─── Information given ───

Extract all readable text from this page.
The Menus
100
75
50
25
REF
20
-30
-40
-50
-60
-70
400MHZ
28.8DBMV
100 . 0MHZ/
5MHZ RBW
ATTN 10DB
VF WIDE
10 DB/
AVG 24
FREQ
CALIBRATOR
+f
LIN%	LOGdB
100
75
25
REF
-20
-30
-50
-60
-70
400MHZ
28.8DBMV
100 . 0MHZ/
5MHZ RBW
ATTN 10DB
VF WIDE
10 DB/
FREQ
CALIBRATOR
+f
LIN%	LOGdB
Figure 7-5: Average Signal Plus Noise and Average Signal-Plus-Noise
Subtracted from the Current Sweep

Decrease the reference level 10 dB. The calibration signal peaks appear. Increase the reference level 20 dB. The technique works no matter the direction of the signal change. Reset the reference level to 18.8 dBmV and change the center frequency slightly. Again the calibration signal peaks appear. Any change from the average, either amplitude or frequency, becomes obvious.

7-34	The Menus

───

_Problem_. Write out the listing once more, matching it exactly.

_Output for this task_.
Extract all readable text from this page.
The Menus
100
75
50
25
REF
20
-30
-40
-50
-60
-70
400MHZ
28.8DBMV
100 . 0MHZ/
5MHZ RBW
ATTN 10DB
VF WIDE
10 DB/
AVG 24
FREQ
CALIBRATOR
+f
LIN%	LOGdB
100
75
25
REF
-20
-30
-50
-60
-70
400MHZ
28.8DBMV
100 . 0MHZ/
5MHZ RBW
ATTN 10DB
VF WIDE
10 DB/
FREQ
CALIBRATOR
+f
LIN%	LOGdB
Figure 7-5: Average Signal Plus Noise and Average Signal-Plus-Noise
Subtracted from the Current Sweep

Decrease the reference level 10 dB. The calibration signal peaks appear. Increase the reference level 20 dB. The technique works no matter the direction of the signal change. Reset the reference level to 18.8 dBmV and change the center frequency slightly. Again the calibration signal peaks appear. Any change from the average, either amplitude or frequency, becomes obvious.

7-34	The Menus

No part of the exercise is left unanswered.